** begin Available records **

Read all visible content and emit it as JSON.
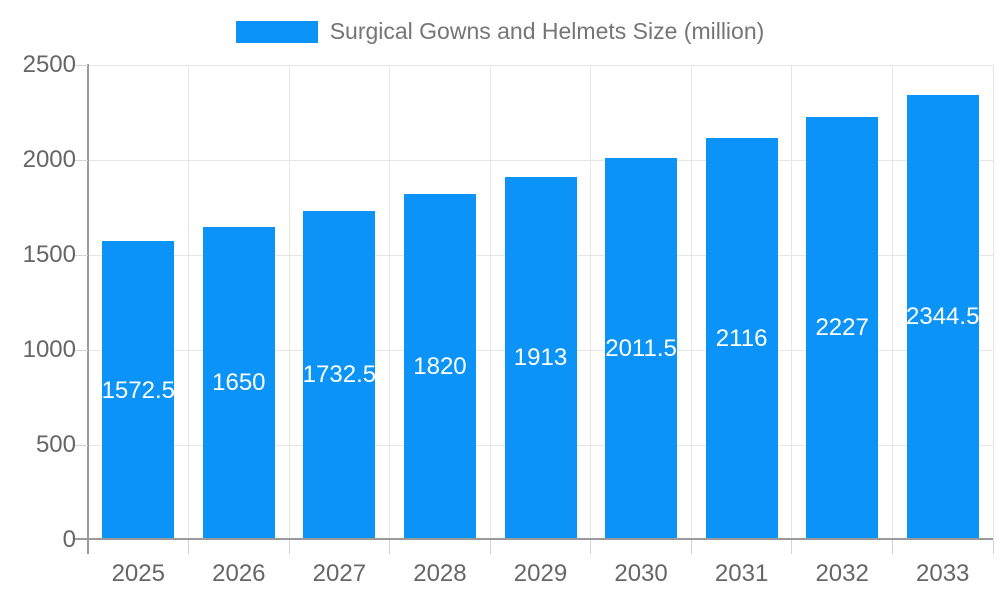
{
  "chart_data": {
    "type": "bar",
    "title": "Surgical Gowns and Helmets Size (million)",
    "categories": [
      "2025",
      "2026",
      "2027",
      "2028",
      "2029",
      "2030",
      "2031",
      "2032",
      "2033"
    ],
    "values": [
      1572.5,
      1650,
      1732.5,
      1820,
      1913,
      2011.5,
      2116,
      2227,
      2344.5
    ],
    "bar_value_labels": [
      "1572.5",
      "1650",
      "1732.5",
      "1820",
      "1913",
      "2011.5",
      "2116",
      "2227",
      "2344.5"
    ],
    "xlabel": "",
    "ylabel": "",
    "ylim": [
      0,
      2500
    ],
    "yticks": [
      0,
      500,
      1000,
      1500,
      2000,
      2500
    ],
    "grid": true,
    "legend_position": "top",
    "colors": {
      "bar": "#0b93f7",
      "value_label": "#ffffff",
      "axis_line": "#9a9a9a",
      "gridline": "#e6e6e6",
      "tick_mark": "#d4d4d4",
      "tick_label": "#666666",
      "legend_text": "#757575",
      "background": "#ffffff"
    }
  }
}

** end Available records **
** begin Available records **

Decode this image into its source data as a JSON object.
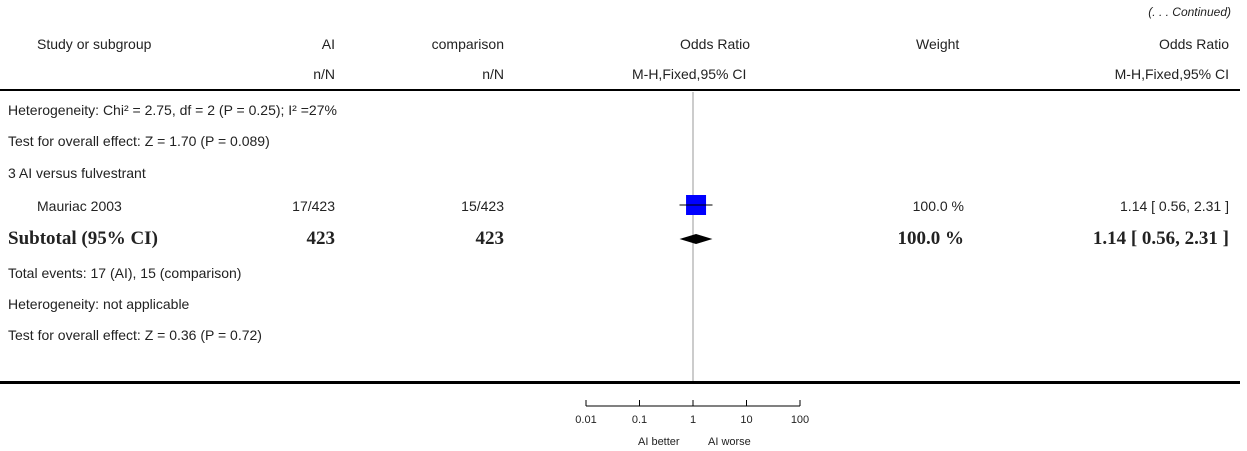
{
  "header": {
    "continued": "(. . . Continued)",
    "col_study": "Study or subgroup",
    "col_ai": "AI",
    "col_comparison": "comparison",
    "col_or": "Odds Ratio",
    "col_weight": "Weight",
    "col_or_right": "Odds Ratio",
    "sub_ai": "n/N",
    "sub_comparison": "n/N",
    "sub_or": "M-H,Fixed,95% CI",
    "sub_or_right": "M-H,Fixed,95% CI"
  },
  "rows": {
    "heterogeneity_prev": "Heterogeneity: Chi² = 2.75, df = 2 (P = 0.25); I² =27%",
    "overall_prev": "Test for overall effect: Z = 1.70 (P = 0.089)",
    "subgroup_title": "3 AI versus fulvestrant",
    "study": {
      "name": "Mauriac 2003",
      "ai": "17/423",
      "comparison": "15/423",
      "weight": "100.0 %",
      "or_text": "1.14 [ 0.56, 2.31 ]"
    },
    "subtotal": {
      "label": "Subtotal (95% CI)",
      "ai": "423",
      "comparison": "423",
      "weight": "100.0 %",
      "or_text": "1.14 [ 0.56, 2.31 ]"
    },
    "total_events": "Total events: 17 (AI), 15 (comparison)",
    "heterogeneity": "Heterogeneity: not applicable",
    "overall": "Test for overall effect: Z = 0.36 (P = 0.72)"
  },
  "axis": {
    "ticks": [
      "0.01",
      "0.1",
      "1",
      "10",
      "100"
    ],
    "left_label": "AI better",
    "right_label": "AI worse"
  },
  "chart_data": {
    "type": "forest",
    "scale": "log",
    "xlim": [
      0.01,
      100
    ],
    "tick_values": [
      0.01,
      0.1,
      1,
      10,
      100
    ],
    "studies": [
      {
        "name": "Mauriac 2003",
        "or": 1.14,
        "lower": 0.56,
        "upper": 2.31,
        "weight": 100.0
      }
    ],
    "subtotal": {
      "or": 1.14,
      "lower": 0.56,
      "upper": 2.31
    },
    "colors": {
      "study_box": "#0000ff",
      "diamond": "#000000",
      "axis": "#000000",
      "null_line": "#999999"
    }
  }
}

** end Available records **

### What is needed:
Copy in full each line that holds the word "Fixed".

### Result:
    "sub_or": "M-H,Fixed,95% CI",
    "sub_or_right": "M-H,Fixed,95% CI"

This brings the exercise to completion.